Your goal: Copy out the listing exactly.
────────────────────────────────────────
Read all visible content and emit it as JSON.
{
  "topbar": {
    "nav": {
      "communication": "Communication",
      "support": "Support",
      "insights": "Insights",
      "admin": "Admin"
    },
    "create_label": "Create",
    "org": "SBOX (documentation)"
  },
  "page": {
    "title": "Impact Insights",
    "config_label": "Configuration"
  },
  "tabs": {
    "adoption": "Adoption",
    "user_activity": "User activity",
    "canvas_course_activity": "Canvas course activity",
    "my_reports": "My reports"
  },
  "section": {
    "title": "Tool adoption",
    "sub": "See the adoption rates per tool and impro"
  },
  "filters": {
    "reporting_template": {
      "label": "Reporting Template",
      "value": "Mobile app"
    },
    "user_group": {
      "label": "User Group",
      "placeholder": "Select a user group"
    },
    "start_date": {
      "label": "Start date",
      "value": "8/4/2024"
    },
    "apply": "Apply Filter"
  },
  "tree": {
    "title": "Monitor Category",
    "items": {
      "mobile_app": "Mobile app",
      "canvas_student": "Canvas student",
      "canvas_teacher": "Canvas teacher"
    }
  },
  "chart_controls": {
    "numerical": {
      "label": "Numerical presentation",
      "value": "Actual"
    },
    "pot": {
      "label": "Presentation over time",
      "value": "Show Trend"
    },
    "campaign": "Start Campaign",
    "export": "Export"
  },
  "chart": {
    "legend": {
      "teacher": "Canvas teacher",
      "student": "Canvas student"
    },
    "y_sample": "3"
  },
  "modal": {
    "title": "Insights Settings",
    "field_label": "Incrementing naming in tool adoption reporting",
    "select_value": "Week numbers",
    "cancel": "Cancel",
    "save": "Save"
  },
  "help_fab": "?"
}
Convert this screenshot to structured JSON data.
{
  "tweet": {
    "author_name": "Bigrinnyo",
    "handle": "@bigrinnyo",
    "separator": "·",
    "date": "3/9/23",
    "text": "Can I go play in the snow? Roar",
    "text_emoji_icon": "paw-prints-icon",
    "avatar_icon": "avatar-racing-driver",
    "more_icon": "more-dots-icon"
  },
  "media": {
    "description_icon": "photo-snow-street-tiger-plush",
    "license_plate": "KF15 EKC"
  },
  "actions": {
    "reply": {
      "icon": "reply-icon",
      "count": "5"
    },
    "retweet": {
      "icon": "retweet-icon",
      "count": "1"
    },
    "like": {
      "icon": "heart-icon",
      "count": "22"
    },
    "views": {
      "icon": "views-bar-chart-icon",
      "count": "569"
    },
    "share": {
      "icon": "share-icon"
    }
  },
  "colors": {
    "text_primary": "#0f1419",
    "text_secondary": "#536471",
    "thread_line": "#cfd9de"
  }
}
────────────────────────────────────────
Expected answer:
Read all visible content and emit it as JSON.
{
  "topbar": {
    "nav": {
      "communication": "Communication",
      "support": "Support",
      "insights": "Insights",
      "admin": "Admin"
    },
    "create_label": "Create",
    "org": "SBOX (documentation)"
  },
  "page": {
    "title": "Impact Insights",
    "config_label": "Configuration"
  },
  "tabs": {
    "adoption": "Adoption",
    "user_activity": "User activity",
    "canvas_course_activity": "Canvas course activity",
    "my_reports": "My reports"
  },
  "section": {
    "title": "Tool adoption",
    "sub": "See the adoption rates per tool and impro"
  },
  "filters": {
    "reporting_template": {
      "label": "Reporting Template",
      "value": "Mobile app"
    },
    "user_group": {
      "label": "User Group",
      "placeholder": "Select a user group"
    },
    "start_date": {
      "label": "Start date",
      "value": "8/4/2024"
    },
    "apply": "Apply Filter"
  },
  "tree": {
    "title": "Monitor Category",
    "items": {
      "mobile_app": "Mobile app",
      "canvas_student": "Canvas student",
      "canvas_teacher": "Canvas teacher"
    }
  },
  "chart_controls": {
    "numerical": {
      "label": "Numerical presentation",
      "value": "Actual"
    },
    "pot": {
      "label": "Presentation over time",
      "value": "Show Trend"
    },
    "campaign": "Start Campaign",
    "export": "Export"
  },
  "chart": {
    "legend": {
      "teacher": "Canvas teacher",
      "student": "Canvas student"
    },
    "y_sample": "3"
  },
  "modal": {
    "title": "Insights Settings",
    "field_label": "Incrementing naming in tool adoption reporting",
    "select_value": "Week numbers",
    "cancel": "Cancel",
    "save": "Save"
  },
  "help_fab": "?"
}
Convert this screenshot to structured JSON data.
{
  "tweet": {
    "author_name": "Bigrinnyo",
    "handle": "@bigrinnyo",
    "separator": "·",
    "date": "3/9/23",
    "text": "Can I go play in the snow? Roar",
    "text_emoji_icon": "paw-prints-icon",
    "avatar_icon": "avatar-racing-driver",
    "more_icon": "more-dots-icon"
  },
  "media": {
    "description_icon": "photo-snow-street-tiger-plush",
    "license_plate": "KF15 EKC"
  },
  "actions": {
    "reply": {
      "icon": "reply-icon",
      "count": "5"
    },
    "retweet": {
      "icon": "retweet-icon",
      "count": "1"
    },
    "like": {
      "icon": "heart-icon",
      "count": "22"
    },
    "views": {
      "icon": "views-bar-chart-icon",
      "count": "569"
    },
    "share": {
      "icon": "share-icon"
    }
  },
  "colors": {
    "text_primary": "#0f1419",
    "text_secondary": "#536471",
    "thread_line": "#cfd9de"
  }
}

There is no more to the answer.